*Stated task*
Return each line holding the string "Portrait".

*Given records*
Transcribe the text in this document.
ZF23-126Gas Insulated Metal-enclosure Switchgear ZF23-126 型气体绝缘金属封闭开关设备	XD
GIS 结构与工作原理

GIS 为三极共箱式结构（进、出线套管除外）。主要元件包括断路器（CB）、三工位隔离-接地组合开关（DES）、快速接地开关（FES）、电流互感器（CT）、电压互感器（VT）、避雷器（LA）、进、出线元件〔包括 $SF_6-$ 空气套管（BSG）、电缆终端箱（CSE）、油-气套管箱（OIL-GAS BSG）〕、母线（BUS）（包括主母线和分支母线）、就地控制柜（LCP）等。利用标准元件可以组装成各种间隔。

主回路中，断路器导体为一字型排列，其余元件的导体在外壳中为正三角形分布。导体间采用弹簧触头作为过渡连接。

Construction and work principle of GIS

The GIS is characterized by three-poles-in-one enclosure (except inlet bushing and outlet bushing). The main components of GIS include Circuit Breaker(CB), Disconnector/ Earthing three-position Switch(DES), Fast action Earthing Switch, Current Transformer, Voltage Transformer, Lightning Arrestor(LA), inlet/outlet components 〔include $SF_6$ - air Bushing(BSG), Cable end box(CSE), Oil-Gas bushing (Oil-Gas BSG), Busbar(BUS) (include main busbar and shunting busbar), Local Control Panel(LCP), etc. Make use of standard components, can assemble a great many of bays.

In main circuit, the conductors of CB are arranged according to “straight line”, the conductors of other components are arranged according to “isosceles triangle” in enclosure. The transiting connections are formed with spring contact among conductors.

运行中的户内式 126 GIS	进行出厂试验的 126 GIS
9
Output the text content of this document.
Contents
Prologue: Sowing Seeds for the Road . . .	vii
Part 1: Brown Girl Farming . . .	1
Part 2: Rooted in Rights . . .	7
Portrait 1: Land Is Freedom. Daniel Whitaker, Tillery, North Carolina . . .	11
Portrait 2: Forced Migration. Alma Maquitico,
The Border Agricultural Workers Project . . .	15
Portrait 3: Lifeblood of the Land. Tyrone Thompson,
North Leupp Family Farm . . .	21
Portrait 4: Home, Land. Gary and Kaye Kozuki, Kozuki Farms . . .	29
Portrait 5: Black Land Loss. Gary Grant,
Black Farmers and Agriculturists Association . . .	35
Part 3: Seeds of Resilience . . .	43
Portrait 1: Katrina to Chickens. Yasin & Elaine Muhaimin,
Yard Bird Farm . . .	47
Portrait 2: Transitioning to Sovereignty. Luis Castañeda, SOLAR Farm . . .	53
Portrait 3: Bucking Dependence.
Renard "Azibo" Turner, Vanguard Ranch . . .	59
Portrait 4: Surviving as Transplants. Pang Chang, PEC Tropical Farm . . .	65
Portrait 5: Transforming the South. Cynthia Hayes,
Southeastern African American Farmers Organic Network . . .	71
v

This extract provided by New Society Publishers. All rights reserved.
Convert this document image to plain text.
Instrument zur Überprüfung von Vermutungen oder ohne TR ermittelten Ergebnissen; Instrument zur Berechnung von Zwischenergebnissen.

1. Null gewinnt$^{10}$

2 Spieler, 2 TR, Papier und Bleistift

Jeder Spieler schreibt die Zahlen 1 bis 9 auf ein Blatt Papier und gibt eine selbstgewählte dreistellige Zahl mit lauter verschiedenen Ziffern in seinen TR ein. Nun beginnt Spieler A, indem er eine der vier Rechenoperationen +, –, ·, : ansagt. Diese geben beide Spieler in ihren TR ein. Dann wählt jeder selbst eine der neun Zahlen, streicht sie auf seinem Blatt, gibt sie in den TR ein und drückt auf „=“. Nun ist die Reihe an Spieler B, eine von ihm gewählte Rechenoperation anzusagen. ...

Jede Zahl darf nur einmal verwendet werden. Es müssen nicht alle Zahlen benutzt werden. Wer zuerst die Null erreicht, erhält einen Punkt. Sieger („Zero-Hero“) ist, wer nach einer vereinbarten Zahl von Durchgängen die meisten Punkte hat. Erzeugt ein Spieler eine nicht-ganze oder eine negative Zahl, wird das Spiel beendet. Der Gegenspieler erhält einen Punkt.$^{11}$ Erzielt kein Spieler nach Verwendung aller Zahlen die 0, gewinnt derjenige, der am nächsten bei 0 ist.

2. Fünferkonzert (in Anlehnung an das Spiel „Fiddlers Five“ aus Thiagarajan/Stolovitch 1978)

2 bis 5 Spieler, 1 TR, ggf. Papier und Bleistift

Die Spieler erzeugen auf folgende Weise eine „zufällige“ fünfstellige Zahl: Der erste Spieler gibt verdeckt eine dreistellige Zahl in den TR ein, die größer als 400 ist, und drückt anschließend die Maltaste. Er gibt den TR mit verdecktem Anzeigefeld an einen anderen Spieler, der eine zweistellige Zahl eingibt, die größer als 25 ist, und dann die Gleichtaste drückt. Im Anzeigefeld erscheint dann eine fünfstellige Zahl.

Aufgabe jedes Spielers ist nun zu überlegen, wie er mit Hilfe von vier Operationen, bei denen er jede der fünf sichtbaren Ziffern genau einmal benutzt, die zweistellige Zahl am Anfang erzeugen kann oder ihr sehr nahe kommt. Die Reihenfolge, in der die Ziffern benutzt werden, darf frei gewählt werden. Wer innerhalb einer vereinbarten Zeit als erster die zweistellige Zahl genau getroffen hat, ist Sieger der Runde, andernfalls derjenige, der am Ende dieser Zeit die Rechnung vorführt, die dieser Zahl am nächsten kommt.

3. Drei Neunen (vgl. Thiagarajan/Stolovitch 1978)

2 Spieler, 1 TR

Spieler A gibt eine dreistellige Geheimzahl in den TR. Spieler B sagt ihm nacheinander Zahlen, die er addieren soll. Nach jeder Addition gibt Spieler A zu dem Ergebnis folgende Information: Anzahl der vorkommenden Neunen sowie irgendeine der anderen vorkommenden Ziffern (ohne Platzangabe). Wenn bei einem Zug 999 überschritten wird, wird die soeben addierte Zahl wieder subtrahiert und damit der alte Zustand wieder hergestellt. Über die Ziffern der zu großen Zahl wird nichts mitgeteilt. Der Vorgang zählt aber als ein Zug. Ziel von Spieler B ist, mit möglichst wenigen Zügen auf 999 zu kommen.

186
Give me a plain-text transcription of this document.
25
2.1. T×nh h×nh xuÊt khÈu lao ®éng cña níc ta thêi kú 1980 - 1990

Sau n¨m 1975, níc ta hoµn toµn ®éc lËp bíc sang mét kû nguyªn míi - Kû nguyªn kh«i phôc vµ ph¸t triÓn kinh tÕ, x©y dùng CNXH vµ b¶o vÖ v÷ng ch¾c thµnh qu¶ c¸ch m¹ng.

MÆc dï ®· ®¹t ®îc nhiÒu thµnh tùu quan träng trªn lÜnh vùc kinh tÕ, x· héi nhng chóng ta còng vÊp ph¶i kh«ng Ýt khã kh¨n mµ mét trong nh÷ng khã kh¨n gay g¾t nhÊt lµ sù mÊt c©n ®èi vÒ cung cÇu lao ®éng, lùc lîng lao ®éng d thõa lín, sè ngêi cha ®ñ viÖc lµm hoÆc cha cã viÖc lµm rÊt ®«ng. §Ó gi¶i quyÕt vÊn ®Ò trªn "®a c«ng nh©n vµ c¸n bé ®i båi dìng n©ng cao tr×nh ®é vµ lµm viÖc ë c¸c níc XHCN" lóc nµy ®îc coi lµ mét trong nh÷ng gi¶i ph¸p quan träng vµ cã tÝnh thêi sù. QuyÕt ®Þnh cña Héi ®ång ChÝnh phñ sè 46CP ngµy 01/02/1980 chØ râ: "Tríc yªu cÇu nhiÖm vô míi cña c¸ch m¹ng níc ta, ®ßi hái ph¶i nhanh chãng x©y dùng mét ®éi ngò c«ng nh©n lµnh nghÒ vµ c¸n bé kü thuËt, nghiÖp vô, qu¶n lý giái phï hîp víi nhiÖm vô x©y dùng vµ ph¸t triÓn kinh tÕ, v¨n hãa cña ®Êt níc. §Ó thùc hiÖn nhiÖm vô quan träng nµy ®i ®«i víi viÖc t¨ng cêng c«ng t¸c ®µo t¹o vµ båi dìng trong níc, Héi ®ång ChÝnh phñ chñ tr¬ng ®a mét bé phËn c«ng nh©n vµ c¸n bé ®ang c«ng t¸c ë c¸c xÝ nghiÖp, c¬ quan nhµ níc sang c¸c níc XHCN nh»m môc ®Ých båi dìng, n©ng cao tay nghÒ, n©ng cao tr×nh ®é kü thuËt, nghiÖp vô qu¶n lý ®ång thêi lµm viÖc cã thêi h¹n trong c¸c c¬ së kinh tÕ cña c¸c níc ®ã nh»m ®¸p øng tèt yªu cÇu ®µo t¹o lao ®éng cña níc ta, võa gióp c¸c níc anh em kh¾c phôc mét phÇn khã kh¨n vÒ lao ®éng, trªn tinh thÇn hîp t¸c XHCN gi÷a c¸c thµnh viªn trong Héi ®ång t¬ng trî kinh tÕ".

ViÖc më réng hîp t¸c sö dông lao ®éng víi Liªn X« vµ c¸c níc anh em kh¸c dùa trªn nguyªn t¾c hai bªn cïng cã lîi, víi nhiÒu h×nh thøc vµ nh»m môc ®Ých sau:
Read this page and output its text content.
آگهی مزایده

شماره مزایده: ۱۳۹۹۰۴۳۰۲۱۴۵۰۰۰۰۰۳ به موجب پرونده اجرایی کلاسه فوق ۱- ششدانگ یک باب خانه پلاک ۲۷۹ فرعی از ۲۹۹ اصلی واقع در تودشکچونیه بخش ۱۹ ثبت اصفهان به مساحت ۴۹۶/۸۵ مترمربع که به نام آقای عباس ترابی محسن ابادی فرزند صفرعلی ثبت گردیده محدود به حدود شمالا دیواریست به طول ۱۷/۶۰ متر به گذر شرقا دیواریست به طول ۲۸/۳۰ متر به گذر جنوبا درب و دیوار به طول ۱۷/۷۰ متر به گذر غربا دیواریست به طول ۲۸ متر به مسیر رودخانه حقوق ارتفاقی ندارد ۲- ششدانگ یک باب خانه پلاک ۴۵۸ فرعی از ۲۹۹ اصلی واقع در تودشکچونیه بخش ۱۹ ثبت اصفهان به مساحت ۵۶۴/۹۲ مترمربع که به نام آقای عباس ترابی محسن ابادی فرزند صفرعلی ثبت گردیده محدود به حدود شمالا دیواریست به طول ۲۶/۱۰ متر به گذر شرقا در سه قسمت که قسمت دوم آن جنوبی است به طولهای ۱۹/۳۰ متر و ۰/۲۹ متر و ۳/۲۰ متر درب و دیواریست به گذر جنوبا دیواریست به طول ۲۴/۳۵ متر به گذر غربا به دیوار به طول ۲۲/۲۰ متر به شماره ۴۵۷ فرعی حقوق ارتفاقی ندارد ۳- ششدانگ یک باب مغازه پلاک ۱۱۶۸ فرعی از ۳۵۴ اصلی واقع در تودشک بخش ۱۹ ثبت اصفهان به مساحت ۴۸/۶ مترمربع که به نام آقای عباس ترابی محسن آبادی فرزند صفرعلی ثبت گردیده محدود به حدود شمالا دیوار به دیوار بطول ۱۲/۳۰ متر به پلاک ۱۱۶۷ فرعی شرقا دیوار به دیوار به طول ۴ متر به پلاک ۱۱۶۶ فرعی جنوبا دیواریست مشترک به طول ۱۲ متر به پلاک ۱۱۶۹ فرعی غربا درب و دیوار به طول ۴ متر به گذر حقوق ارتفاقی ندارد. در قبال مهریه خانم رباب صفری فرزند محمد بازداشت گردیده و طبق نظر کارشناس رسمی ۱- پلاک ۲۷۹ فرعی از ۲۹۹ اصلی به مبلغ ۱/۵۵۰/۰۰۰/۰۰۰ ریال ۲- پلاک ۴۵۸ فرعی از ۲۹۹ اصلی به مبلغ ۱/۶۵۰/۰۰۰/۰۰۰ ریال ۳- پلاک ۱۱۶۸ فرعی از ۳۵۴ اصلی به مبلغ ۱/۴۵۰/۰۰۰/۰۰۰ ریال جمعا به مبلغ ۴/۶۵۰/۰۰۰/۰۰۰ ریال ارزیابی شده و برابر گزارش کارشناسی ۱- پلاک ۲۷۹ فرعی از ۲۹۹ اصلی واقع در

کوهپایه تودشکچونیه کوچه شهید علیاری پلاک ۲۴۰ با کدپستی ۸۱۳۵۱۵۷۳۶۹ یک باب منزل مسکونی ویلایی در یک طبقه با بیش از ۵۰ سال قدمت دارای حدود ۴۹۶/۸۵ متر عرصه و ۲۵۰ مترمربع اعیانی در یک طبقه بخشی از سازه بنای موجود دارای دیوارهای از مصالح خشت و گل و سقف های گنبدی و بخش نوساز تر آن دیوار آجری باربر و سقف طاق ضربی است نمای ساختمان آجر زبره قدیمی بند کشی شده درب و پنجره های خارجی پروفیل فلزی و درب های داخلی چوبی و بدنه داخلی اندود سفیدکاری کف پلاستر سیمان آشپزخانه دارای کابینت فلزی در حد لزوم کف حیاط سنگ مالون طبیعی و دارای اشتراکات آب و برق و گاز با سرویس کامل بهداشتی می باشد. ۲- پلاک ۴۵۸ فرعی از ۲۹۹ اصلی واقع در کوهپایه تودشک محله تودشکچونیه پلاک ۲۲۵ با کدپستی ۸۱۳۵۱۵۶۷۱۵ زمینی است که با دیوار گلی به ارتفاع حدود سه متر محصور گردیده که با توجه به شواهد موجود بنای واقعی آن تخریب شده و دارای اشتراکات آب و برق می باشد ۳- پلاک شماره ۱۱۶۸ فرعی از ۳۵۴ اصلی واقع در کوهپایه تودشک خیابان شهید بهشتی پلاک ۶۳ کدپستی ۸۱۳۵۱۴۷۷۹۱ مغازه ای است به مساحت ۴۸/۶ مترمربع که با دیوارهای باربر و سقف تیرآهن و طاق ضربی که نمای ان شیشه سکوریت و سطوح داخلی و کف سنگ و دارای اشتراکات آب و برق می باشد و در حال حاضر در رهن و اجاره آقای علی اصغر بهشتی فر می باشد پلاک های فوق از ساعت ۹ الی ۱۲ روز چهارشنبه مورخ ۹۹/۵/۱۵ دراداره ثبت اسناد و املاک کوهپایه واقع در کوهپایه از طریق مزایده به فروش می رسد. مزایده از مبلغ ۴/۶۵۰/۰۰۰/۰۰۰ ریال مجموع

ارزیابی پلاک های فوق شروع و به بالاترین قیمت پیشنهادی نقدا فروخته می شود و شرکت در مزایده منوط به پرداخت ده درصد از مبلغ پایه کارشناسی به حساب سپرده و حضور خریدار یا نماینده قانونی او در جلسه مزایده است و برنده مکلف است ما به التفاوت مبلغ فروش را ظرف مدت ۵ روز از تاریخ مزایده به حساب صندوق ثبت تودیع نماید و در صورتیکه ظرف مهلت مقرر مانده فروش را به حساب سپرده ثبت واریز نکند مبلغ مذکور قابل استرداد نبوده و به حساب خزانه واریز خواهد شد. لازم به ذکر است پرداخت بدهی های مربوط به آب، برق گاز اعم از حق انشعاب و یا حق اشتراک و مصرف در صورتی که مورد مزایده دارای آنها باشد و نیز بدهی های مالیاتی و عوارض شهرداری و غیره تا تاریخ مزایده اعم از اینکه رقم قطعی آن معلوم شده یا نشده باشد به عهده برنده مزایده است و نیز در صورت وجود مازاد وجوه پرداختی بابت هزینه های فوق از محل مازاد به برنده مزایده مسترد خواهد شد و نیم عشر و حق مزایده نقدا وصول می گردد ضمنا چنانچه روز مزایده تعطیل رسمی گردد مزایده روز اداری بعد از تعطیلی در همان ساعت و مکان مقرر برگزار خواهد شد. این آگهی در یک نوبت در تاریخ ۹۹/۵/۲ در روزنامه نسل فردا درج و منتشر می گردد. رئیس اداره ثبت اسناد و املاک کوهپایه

*Solution to the exercise*
Portrait 1: Land Is Freedom. Daniel Whitaker, Tillery, North Carolina . . .	11
Portrait 2: Forced Migration. Alma Maquitico,
Portrait 3: Lifeblood of the Land. Tyrone Thompson,
Portrait 4: Home, Land. Gary and Kaye Kozuki, Kozuki Farms . . .	29
Portrait 5: Black Land Loss. Gary Grant,
Portrait 1: Katrina to Chickens. Yasin & Elaine Muhaimin,
Portrait 2: Transitioning to Sovereignty. Luis Castañeda, SOLAR Farm . . .	53
Portrait 3: Bucking Dependence.
Portrait 4: Surviving as Transplants. Pang Chang, PEC Tropical Farm . . .	65
Portrait 5: Transforming the South. Cynthia Hayes,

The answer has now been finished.